#### DATASET ENTRIES

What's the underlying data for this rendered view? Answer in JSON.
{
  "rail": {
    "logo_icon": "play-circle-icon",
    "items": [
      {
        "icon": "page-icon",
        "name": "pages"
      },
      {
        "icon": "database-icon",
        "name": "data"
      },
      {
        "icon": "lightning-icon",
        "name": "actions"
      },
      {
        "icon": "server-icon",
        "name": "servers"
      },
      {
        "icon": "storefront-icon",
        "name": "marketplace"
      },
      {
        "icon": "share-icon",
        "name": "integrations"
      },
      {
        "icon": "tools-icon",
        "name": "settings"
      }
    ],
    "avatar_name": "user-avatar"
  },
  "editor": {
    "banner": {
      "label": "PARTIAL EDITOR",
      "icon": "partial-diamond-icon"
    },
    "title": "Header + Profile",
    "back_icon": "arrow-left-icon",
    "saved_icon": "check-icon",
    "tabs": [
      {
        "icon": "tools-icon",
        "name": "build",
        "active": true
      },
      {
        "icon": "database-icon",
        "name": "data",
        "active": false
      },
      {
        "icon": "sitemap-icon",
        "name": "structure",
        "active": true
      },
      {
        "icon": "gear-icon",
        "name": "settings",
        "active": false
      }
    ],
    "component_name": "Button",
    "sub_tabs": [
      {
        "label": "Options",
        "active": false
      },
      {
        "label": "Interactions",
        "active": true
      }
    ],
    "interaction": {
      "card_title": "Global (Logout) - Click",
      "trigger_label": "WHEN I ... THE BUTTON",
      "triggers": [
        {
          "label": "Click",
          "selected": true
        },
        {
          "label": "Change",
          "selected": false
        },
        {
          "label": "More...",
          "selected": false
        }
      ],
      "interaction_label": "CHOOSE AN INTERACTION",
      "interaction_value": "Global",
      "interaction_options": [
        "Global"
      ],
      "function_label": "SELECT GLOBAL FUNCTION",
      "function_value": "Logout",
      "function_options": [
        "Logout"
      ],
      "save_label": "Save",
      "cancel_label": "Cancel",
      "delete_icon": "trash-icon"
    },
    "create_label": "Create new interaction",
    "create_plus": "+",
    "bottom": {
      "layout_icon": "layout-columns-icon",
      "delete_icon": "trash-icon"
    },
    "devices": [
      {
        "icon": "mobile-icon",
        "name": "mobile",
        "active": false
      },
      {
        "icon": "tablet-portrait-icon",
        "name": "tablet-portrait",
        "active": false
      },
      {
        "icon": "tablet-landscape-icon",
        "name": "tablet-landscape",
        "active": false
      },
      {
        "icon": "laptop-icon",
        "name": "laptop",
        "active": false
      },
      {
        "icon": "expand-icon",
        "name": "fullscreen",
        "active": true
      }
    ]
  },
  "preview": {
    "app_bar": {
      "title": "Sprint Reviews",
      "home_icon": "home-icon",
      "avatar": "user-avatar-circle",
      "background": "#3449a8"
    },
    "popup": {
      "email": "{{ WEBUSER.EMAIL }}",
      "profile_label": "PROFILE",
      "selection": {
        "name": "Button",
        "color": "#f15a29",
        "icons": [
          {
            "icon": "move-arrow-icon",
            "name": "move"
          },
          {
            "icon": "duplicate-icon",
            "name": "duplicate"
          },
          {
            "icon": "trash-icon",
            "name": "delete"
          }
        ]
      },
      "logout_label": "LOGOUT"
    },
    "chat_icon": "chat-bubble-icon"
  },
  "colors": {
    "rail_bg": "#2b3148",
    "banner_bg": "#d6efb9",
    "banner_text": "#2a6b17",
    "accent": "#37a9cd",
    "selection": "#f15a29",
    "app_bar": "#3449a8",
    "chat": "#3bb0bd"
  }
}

########

THE TASK — From the records above, extract every entry verbatim.

EXPECTED ANSWER —
What's the underlying data for this rendered view? Answer in JSON.
{
  "rail": {
    "logo_icon": "play-circle-icon",
    "items": [
      {
        "icon": "page-icon",
        "name": "pages"
      },
      {
        "icon": "database-icon",
        "name": "data"
      },
      {
        "icon": "lightning-icon",
        "name": "actions"
      },
      {
        "icon": "server-icon",
        "name": "servers"
      },
      {
        "icon": "storefront-icon",
        "name": "marketplace"
      },
      {
        "icon": "share-icon",
        "name": "integrations"
      },
      {
        "icon": "tools-icon",
        "name": "settings"
      }
    ],
    "avatar_name": "user-avatar"
  },
  "editor": {
    "banner": {
      "label": "PARTIAL EDITOR",
      "icon": "partial-diamond-icon"
    },
    "title": "Header + Profile",
    "back_icon": "arrow-left-icon",
    "saved_icon": "check-icon",
    "tabs": [
      {
        "icon": "tools-icon",
        "name": "build",
        "active": true
      },
      {
        "icon": "database-icon",
        "name": "data",
        "active": false
      },
      {
        "icon": "sitemap-icon",
        "name": "structure",
        "active": true
      },
      {
        "icon": "gear-icon",
        "name": "settings",
        "active": false
      }
    ],
    "component_name": "Button",
    "sub_tabs": [
      {
        "label": "Options",
        "active": false
      },
      {
        "label": "Interactions",
        "active": true
      }
    ],
    "interaction": {
      "card_title": "Global (Logout) - Click",
      "trigger_label": "WHEN I ... THE BUTTON",
      "triggers": [
        {
          "label": "Click",
          "selected": true
        },
        {
          "label": "Change",
          "selected": false
        },
        {
          "label": "More...",
          "selected": false
        }
      ],
      "interaction_label": "CHOOSE AN INTERACTION",
      "interaction_value": "Global",
      "interaction_options": [
        "Global"
      ],
      "function_label": "SELECT GLOBAL FUNCTION",
      "function_value": "Logout",
      "function_options": [
        "Logout"
      ],
      "save_label": "Save",
      "cancel_label": "Cancel",
      "delete_icon": "trash-icon"
    },
    "create_label": "Create new interaction",
    "create_plus": "+",
    "bottom": {
      "layout_icon": "layout-columns-icon",
      "delete_icon": "trash-icon"
    },
    "devices": [
      {
        "icon": "mobile-icon",
        "name": "mobile",
        "active": false
      },
      {
        "icon": "tablet-portrait-icon",
        "name": "tablet-portrait",
        "active": false
      },
      {
        "icon": "tablet-landscape-icon",
        "name": "tablet-landscape",
        "active": false
      },
      {
        "icon": "laptop-icon",
        "name": "laptop",
        "active": false
      },
      {
        "icon": "expand-icon",
        "name": "fullscreen",
        "active": true
      }
    ]
  },
  "preview": {
    "app_bar": {
      "title": "Sprint Reviews",
      "home_icon": "home-icon",
      "avatar": "user-avatar-circle",
      "background": "#3449a8"
    },
    "popup": {
      "email": "{{ WEBUSER.EMAIL }}",
      "profile_label": "PROFILE",
      "selection": {
        "name": "Button",
        "color": "#f15a29",
        "icons": [
          {
            "icon": "move-arrow-icon",
            "name": "move"
          },
          {
            "icon": "duplicate-icon",
            "name": "duplicate"
          },
          {
            "icon": "trash-icon",
            "name": "delete"
          }
        ]
      },
      "logout_label": "LOGOUT"
    },
    "chat_icon": "chat-bubble-icon"
  },
  "colors": {
    "rail_bg": "#2b3148",
    "banner_bg": "#d6efb9",
    "banner_text": "#2a6b17",
    "accent": "#37a9cd",
    "selection": "#f15a29",
    "app_bar": "#3449a8",
    "chat": "#3bb0bd"
  }
}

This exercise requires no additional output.